WORK ITEM =>
The output should match the data below line for line.

[Document structure recognition data]
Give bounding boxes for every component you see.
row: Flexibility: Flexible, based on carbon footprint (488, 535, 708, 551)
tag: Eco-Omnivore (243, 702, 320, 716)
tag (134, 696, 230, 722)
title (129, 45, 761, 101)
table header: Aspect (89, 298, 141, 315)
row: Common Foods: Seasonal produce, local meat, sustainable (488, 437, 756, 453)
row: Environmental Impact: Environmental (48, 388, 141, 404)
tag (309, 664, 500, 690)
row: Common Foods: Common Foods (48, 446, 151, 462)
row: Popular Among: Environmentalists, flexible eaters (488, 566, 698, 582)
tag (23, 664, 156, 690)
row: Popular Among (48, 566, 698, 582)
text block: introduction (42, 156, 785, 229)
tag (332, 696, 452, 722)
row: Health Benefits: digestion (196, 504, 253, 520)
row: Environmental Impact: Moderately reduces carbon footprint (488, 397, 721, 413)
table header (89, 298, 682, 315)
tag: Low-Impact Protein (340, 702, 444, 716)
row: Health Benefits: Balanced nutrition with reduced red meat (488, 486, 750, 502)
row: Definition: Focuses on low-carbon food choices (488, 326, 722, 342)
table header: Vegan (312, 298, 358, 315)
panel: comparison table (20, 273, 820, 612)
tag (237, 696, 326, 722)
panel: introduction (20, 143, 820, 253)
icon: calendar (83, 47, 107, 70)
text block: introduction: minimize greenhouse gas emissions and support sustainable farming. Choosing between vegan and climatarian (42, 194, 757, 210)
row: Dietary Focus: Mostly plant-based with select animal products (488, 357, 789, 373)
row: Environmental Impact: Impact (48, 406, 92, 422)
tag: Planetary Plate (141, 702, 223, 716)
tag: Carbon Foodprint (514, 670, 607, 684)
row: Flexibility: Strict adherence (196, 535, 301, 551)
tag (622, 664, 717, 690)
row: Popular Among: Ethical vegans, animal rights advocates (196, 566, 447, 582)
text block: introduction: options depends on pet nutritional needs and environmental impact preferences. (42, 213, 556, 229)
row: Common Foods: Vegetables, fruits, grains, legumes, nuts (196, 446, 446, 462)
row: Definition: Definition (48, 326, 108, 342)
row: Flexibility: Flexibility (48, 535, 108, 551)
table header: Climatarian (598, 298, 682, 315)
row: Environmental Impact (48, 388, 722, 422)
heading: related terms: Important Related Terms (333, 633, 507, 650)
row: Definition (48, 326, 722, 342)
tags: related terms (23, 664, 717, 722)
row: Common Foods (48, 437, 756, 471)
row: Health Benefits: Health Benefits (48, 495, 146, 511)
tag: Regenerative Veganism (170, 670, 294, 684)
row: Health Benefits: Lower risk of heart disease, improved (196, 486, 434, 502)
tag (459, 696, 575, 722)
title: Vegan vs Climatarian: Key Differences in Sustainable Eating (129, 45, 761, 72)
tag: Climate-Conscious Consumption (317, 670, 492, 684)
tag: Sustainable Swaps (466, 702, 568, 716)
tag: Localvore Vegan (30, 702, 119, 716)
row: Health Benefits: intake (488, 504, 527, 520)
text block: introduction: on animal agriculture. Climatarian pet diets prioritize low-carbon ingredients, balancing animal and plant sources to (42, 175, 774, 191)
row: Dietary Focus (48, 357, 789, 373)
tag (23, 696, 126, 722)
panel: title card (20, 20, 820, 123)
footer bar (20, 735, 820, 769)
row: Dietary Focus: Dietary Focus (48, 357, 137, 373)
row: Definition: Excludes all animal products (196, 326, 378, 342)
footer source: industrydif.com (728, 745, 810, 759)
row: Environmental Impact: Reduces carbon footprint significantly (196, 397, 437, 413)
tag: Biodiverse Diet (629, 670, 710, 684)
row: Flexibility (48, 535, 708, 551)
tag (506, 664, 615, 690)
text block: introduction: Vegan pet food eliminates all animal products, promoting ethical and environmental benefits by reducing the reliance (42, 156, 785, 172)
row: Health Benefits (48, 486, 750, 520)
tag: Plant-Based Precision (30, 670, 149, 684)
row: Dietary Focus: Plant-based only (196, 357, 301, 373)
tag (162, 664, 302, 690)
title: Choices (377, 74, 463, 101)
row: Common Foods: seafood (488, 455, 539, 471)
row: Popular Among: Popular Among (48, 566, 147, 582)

RESPONSE =>
Give bounding boxes for every component you see.
row: Flexibility: Flexible, based on carbon footprint (488, 535, 708, 551)
tag: Eco-Omnivore (243, 702, 320, 716)
tag (134, 696, 230, 722)
title (129, 45, 761, 101)
table header: Aspect (89, 298, 141, 315)
row: Common Foods: Seasonal produce, local meat, sustainable (488, 437, 756, 453)
row: Environmental Impact: Environmental (48, 388, 141, 404)
tag (309, 664, 500, 690)
row: Common Foods: Common Foods (48, 446, 151, 462)
row: Popular Among: Environmentalists, flexible eaters (488, 566, 698, 582)
tag (23, 664, 156, 690)
row: Popular Among (48, 566, 698, 582)
text block: introduction (42, 156, 785, 229)
tag (332, 696, 452, 722)
row: Health Benefits: digestion (196, 504, 253, 520)
row: Environmental Impact: Moderately reduces carbon footprint (488, 397, 721, 413)
table header (89, 298, 682, 315)
tag: Low-Impact Protein (340, 702, 444, 716)
row: Health Benefits: Balanced nutrition with reduced red meat (488, 486, 750, 502)
row: Definition: Focuses on low-carbon food choices (488, 326, 722, 342)
table header: Vegan (312, 298, 358, 315)
panel: comparison table (20, 273, 820, 612)
tag (237, 696, 326, 722)
panel: introduction (20, 143, 820, 253)
icon: calendar (83, 47, 107, 70)
text block: introduction: minimize greenhouse gas emissions and support sustainable farming. Choosing between vegan and climatarian (42, 194, 757, 210)
row: Dietary Focus: Mostly plant-based with select animal products (488, 357, 789, 373)
row: Environmental Impact: Impact (48, 406, 92, 422)
tag: Planetary Plate (141, 702, 223, 716)
tag: Carbon Foodprint (514, 670, 607, 684)
row: Flexibility: Strict adherence (196, 535, 301, 551)
tag (622, 664, 717, 690)
row: Popular Among: Ethical vegans, animal rights advocates (196, 566, 447, 582)
text block: introduction: options depends on pet nutritional needs and environmental impact preferences. (42, 213, 556, 229)
row: Common Foods: Vegetables, fruits, grains, legumes, nuts (196, 446, 446, 462)
row: Definition: Definition (48, 326, 108, 342)
row: Flexibility: Flexibility (48, 535, 108, 551)
table header: Climatarian (598, 298, 682, 315)
row: Environmental Impact (48, 388, 722, 422)
heading: related terms: Important Related Terms (333, 633, 507, 650)
row: Definition (48, 326, 722, 342)
tags: related terms (23, 664, 717, 722)
row: Common Foods (48, 437, 756, 471)
row: Health Benefits: Health Benefits (48, 495, 146, 511)
tag: Regenerative Veganism (170, 670, 294, 684)
row: Health Benefits: Lower risk of heart disease, improved (196, 486, 434, 502)
tag (459, 696, 575, 722)
title: Vegan vs Climatarian: Key Differences in Sustainable Eating (129, 45, 761, 72)
tag: Climate-Conscious Consumption (317, 670, 492, 684)
tag: Sustainable Swaps (466, 702, 568, 716)
tag: Localvore Vegan (30, 702, 119, 716)
row: Health Benefits: intake (488, 504, 527, 520)
text block: introduction: on animal agriculture. Climatarian pet diets prioritize low-carbon ingredients, balancing animal and plant sources to (42, 175, 774, 191)
row: Dietary Focus (48, 357, 789, 373)
tag (23, 696, 126, 722)
panel: title card (20, 20, 820, 123)
footer bar (20, 735, 820, 769)
row: Dietary Focus: Dietary Focus (48, 357, 137, 373)
row: Definition: Excludes all animal products (196, 326, 378, 342)
footer source: industrydif.com (728, 745, 810, 759)
row: Environmental Impact: Reduces carbon footprint significantly (196, 397, 437, 413)
tag: Biodiverse Diet (629, 670, 710, 684)
row: Flexibility (48, 535, 708, 551)
tag (506, 664, 615, 690)
text block: introduction: Vegan pet food eliminates all animal products, promoting ethical and environmental benefits by reducing the reliance (42, 156, 785, 172)
row: Health Benefits (48, 486, 750, 520)
tag: Plant-Based Precision (30, 670, 149, 684)
row: Dietary Focus: Plant-based only (196, 357, 301, 373)
tag (162, 664, 302, 690)
title: Choices (377, 74, 463, 101)
row: Common Foods: seafood (488, 455, 539, 471)
row: Popular Among: Popular Among (48, 566, 147, 582)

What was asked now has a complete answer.